◆ Text segment
***
Climate change protestors pass judgement on car-lover Jeremy Clarkson in 2009
Climate change protestors pass judgement on car-lover Jeremy Clarkson in 2009

Controversy has followed Jeremy Clarkson most of his life – here's his timeline of trouble preceding the BBC's decision not to renew his contract.

The 1970s

Clarkson's parents financed his private school education by selling Paddington Bear toys. Michael Bond, Paddington's creator, later said he almost sued them but decided against it after meeting them in a lift.

But private schooling didn't work out so well as Clarkson claimed in his autobiography that he was expelled from Repton School before he could take his A-levels for "drinking, smoking and making a general nuisance" of himself.

The 1990s

During the days of Cool Britannia, Clarkson allegedly claimed that staff at Hyundai - a South Korean car company - had all eaten dog, and that a particular car's designer had probably eaten a spaniel for lunch.

The comments at Birmingham's Motor Show were slammed by Hyundai UK as "bigoted and racist and deliberately vindictive". Hyundai later lampooned Clarkson in a spoof show called Top Deer.

The 2000s

In 2000, the Daily Mirror editor Piers Morgan obtained paparazzi photographs of Clarkson snogging a woman who was not his wife. Clarkson begged Morgan not to run the story and said he was "not physically capable" of having an affair.

Morgan was taken by the plea and downplayed the story, but lost his sympathy when it happened again two years later. Clarkson confronted Morgan at the 2004 Press Awards and punched him in the face.

With the financial crisis gripping Britain in 2009, Clarkson referred to politician and the Chancellor of the Exchequer Gordon Brown as a "One-eyed Scottish idiot". Brown had lost all vision in his left eye when he was 17 after a rugby accident. Clarkson apologised for the reference to his injury but refused to rescind the word "idiot".
***
◆ Extracted entries
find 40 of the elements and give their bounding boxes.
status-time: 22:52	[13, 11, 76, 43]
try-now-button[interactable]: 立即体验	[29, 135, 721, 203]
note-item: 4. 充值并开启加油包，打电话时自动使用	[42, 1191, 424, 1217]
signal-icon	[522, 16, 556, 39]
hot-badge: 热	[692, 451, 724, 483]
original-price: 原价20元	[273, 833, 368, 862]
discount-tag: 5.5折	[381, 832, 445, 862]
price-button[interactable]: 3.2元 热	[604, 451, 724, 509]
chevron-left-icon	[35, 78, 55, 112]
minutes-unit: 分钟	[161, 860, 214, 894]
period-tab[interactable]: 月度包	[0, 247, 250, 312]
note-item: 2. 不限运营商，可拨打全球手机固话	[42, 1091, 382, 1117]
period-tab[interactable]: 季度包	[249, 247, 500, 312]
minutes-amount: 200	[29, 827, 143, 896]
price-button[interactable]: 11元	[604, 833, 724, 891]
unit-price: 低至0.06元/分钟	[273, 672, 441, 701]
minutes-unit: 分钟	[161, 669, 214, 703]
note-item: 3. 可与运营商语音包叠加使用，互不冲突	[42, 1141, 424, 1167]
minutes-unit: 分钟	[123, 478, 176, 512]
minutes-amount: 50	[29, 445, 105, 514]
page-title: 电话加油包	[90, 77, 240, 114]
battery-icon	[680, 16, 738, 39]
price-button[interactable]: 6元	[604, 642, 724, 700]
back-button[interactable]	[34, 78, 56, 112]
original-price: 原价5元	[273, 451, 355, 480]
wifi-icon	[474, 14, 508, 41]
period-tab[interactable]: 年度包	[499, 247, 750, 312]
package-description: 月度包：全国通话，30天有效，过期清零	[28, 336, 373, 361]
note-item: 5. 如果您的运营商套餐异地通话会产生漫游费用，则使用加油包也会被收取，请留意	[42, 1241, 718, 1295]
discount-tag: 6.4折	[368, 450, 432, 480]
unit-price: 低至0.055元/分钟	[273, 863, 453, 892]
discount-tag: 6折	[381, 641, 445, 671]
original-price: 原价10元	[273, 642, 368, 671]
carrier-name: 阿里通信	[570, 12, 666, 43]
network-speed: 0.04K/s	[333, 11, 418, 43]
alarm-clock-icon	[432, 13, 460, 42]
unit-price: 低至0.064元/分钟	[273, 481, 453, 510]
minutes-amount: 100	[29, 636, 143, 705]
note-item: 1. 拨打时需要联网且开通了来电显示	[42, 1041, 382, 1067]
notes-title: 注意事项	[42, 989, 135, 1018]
***
◆ Written instruction
Carry on the timeline of Jeremy Clarkson's controversies from the point where it stops, starting after its final sentence.

◆ Task result
The 2010s

In 2010, the BBC was forced to apologise after Clarkson said the Ferrari F430 Speciale "looked like a simpleton" and should have been christened "speciale needs".

Public sector strikers were the target in a 2011 rant when he said: "I would take them outside and execute them in front of their families." He added: "I mean, how dare they go on strike when they have these gilt-edged pensions that are going to be guaranteed, while the rest of us have to work for a living?"

Perhaps the ultimate Clarkson controversy occurred in May 2014. A clip filmed several years ago but never broadcast appeared to show Clarkson reciting the nursery rhyme 'Eeny, meeny, miney, mo' and he appeared to use a racial slur in the second line.

Controversy in 2014 continued with the controversial 'slope' reference during a conversation with Top Gear co-presenter Richard Hammond while looking at a makeshift bridge over the River Kwai.

Then in October 2014 the Top Gear crew were chased out of Argentina by angry protesters after driving through Patagonia with a number plate ending in 'FKL' – which was interpreted as standing for 'Falklands'.

The BBC denied it was a deliberate act, but then Argentine police found a spare number plate in one of the cars that the team had left behind. It read: 'BEII END'.